Task brief »
Pictures stay out; everything else in the records below is copied exactly.
++++++
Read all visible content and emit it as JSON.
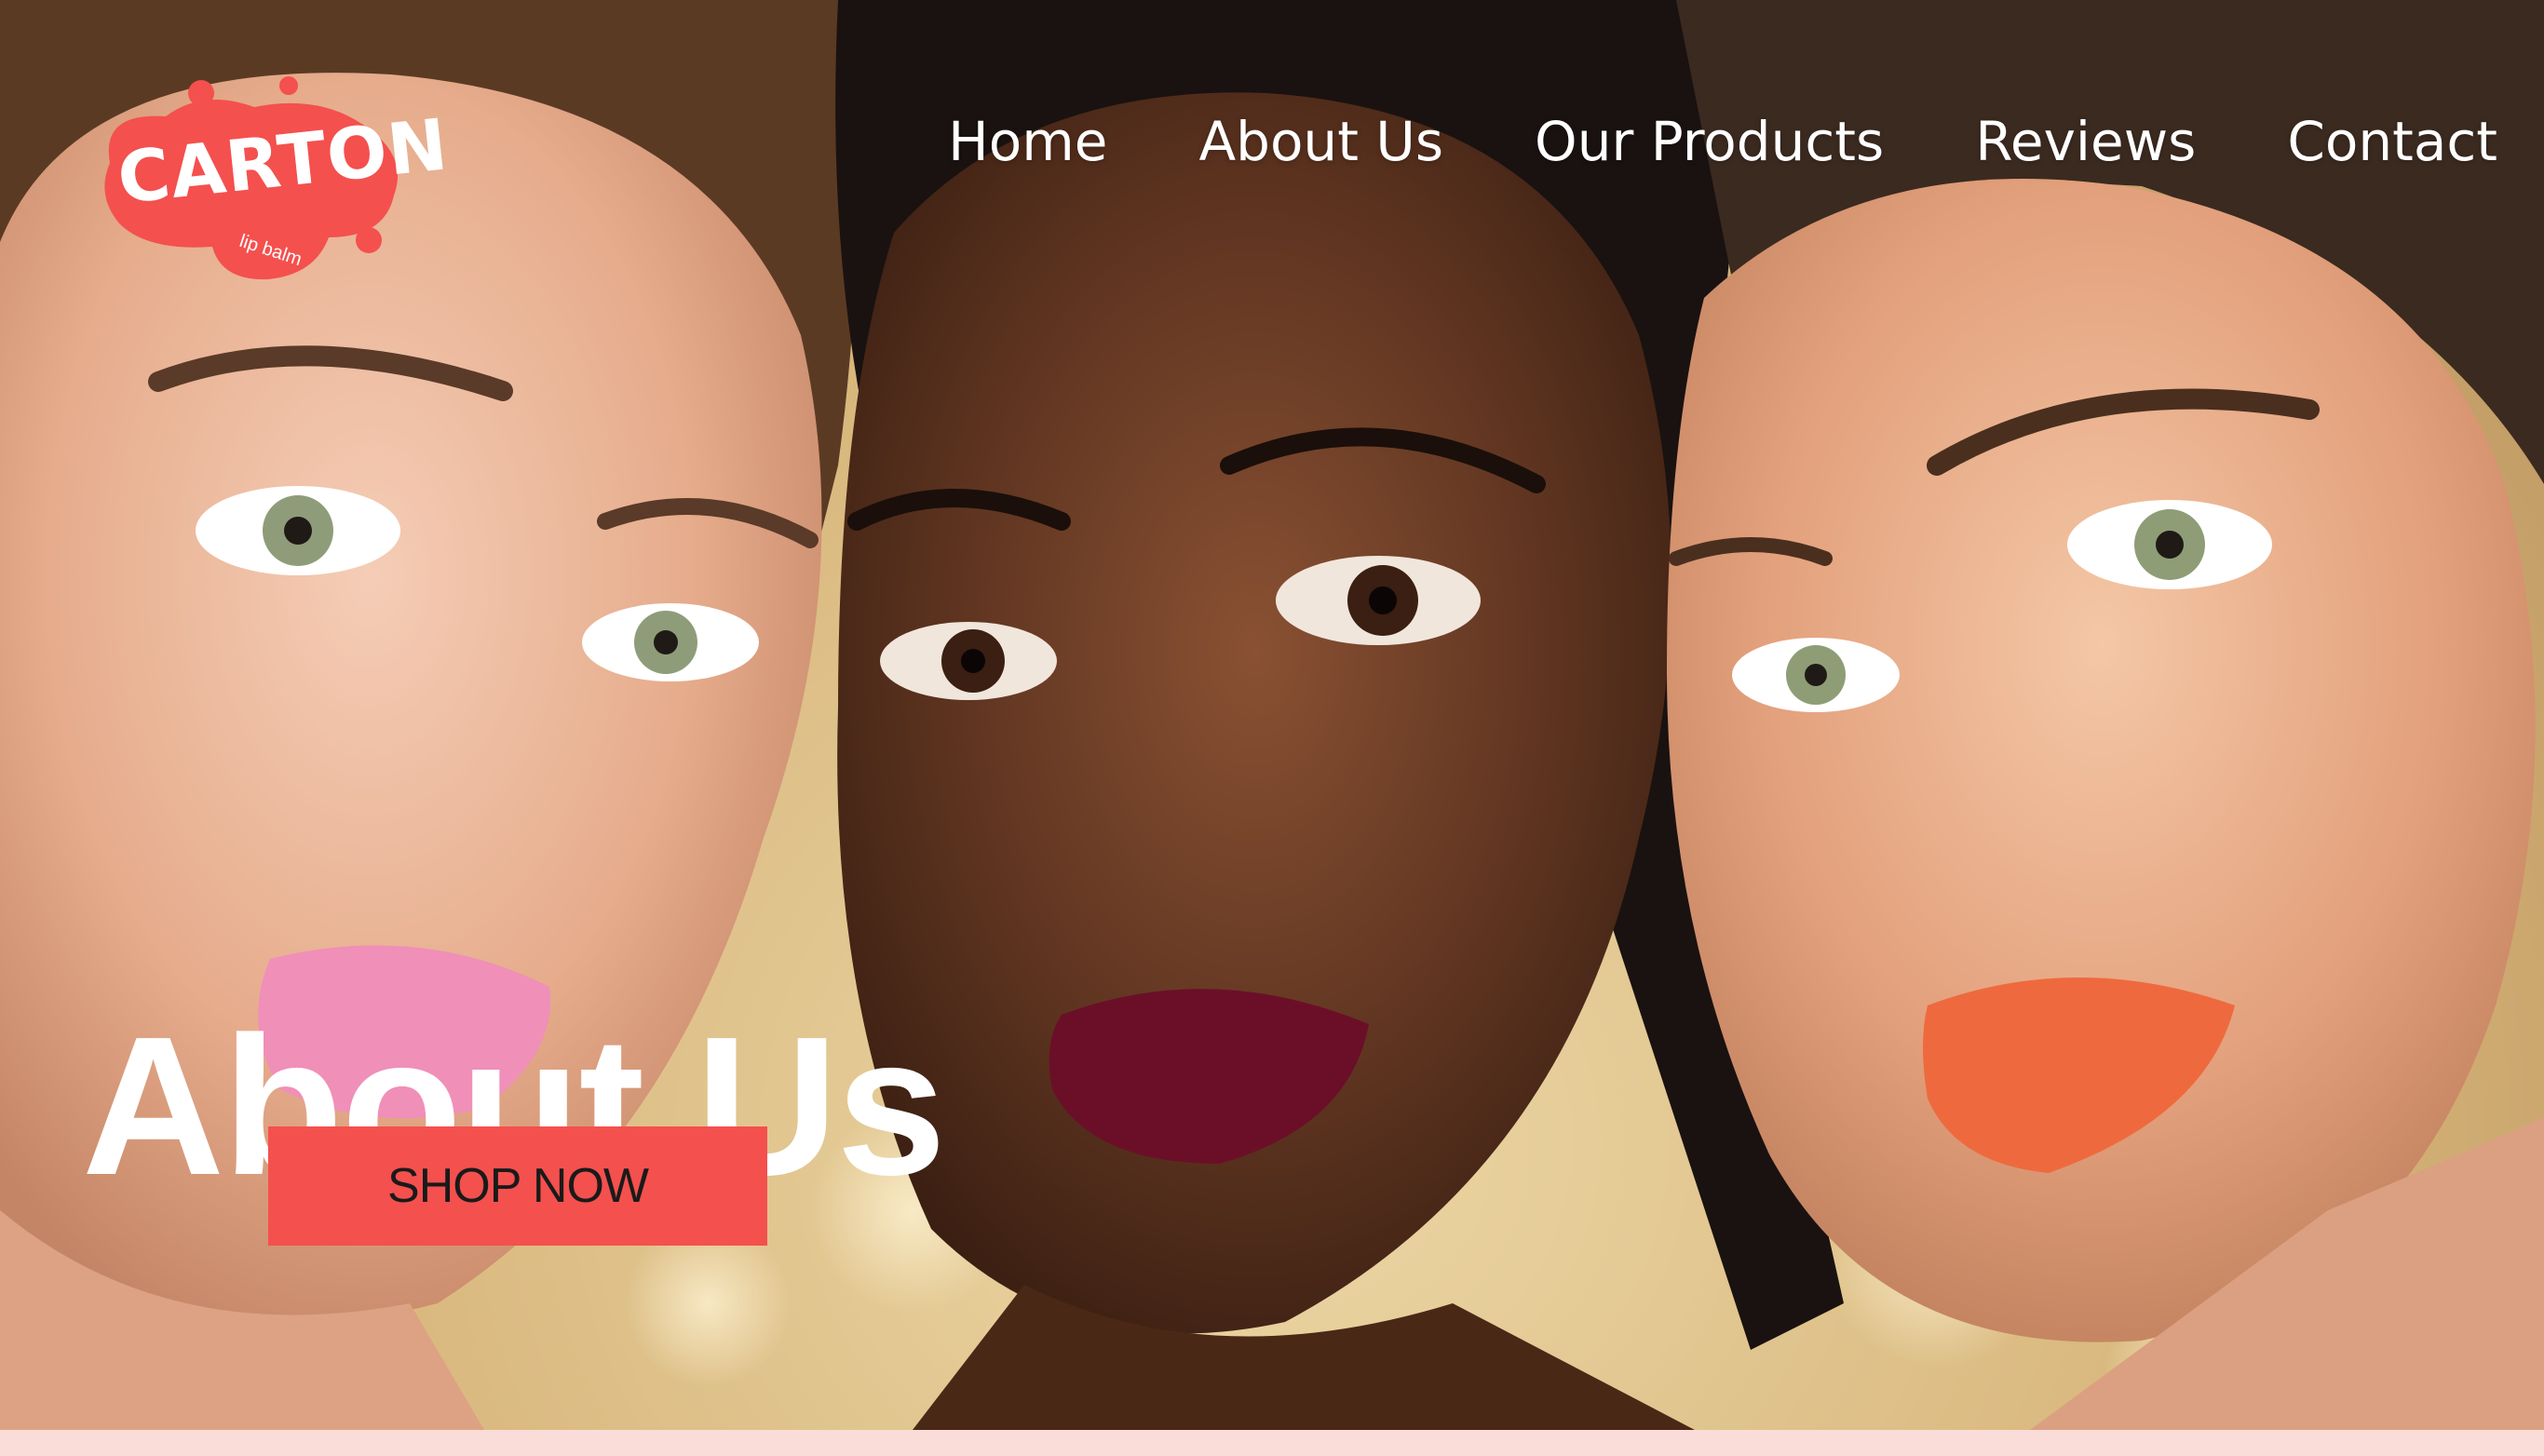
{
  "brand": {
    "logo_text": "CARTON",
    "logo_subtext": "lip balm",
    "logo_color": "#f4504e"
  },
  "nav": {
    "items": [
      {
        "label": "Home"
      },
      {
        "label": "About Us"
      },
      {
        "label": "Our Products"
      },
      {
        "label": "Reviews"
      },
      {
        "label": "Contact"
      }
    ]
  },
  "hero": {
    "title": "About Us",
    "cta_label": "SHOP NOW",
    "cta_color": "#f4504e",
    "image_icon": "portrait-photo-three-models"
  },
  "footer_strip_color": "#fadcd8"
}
++++++
Finished answer »
Read all visible content and emit it as JSON.
{
  "brand": {
    "logo_text": "CARTON",
    "logo_subtext": "lip balm",
    "logo_color": "#f4504e"
  },
  "nav": {
    "items": [
      {
        "label": "Home"
      },
      {
        "label": "About Us"
      },
      {
        "label": "Our Products"
      },
      {
        "label": "Reviews"
      },
      {
        "label": "Contact"
      }
    ]
  },
  "hero": {
    "title": "About Us",
    "cta_label": "SHOP NOW",
    "cta_color": "#f4504e",
    "image_icon": "portrait-photo-three-models"
  },
  "footer_strip_color": "#fadcd8"
}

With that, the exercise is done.